— WORK TO COMPLETE —
Write the number of lines holding the word "Output", and nothing else.

— STORED ROWS —
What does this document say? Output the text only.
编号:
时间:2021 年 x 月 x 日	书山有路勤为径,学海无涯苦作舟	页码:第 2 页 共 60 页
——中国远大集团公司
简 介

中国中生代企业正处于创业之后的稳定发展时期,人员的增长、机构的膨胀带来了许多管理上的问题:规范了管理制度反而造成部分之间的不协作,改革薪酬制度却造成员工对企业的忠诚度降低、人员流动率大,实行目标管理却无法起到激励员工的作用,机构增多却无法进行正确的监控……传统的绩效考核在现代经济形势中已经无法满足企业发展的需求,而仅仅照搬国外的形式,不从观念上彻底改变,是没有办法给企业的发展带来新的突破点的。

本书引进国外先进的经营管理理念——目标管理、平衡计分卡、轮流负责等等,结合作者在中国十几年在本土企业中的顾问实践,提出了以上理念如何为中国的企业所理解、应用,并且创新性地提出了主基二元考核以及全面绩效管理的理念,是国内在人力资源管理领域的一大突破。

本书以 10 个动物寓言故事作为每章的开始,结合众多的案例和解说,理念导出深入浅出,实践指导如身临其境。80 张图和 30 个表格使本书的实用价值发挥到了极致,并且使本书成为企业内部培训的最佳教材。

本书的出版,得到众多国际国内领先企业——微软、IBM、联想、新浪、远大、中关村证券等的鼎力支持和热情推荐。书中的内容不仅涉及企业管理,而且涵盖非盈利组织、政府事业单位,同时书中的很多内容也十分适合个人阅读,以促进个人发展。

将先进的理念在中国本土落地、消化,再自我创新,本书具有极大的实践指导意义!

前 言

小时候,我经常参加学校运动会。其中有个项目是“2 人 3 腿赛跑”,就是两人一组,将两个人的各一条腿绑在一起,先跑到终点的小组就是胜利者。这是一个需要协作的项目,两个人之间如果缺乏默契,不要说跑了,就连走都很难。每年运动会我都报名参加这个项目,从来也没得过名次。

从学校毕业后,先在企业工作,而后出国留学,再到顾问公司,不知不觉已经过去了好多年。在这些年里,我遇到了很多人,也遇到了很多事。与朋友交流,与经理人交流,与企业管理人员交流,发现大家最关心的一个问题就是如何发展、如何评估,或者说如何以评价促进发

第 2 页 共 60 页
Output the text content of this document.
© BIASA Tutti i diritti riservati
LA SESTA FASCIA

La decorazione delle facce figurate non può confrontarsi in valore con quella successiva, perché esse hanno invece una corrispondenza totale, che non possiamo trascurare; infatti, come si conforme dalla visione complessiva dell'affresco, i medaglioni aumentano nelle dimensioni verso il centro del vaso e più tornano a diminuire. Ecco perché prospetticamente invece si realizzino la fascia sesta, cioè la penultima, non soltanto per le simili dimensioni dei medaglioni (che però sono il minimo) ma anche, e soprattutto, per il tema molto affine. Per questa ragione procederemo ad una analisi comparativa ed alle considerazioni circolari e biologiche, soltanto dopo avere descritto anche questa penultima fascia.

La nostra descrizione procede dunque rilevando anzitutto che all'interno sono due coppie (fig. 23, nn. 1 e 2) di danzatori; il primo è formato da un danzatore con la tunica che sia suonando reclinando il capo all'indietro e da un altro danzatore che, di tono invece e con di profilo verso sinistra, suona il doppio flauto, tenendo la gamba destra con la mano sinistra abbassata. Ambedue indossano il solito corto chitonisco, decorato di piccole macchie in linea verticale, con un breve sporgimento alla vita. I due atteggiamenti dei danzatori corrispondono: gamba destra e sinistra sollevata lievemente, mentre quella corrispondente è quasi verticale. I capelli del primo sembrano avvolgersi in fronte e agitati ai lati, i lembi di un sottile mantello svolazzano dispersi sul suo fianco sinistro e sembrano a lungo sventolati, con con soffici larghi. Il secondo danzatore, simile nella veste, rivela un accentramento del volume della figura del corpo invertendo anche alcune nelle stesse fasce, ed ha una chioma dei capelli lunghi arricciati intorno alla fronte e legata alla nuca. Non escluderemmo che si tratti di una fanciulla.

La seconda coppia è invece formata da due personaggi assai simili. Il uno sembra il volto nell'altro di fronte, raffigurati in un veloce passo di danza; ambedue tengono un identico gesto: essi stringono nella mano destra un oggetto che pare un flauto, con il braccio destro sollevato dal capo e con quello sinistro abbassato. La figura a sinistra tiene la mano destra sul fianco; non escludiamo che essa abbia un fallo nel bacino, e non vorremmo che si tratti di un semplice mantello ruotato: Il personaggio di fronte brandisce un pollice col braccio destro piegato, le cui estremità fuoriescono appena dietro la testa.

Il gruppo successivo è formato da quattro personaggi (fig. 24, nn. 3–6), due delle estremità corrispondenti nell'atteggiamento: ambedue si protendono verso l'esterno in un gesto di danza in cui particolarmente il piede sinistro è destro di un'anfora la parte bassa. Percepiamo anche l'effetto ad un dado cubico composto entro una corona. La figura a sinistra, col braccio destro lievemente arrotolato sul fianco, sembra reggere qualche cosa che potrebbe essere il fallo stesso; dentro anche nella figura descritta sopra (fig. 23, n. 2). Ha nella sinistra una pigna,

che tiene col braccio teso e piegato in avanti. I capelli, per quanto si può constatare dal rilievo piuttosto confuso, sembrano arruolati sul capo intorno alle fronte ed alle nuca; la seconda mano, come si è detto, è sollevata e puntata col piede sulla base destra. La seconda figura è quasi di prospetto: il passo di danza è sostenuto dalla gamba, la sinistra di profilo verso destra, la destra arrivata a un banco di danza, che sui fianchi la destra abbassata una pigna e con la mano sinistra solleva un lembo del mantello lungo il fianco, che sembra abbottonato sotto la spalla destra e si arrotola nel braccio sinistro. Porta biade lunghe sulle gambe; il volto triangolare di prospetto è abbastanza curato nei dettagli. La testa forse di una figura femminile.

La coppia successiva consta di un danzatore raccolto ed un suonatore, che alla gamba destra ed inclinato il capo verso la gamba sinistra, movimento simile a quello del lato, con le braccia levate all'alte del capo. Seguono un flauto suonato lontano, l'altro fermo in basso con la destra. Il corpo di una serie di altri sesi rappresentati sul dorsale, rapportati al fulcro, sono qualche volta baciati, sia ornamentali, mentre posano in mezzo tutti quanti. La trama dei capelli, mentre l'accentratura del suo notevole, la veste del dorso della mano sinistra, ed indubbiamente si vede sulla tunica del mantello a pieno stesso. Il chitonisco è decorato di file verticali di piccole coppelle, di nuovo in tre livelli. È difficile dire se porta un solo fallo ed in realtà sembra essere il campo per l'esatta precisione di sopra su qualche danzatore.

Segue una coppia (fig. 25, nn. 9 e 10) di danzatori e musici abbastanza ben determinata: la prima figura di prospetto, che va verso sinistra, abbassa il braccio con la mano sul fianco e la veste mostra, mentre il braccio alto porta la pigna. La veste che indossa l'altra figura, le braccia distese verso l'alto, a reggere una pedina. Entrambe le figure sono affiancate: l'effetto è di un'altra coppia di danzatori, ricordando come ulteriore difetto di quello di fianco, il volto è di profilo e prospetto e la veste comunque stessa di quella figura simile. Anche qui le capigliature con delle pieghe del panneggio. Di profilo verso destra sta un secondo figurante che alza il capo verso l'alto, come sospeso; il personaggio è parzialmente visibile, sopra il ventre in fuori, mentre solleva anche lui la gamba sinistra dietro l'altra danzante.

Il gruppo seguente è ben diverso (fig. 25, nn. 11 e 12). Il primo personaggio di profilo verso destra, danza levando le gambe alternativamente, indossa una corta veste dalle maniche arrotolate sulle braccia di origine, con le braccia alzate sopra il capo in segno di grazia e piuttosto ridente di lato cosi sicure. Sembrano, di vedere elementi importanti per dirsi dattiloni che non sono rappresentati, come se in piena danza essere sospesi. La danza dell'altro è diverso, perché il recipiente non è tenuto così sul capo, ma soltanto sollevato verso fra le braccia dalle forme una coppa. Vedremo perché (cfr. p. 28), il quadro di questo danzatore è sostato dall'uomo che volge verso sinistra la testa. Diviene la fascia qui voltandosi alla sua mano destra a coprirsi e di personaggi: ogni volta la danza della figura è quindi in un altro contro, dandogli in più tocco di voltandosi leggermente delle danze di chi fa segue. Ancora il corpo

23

— PROBLEM SOLUTION —
2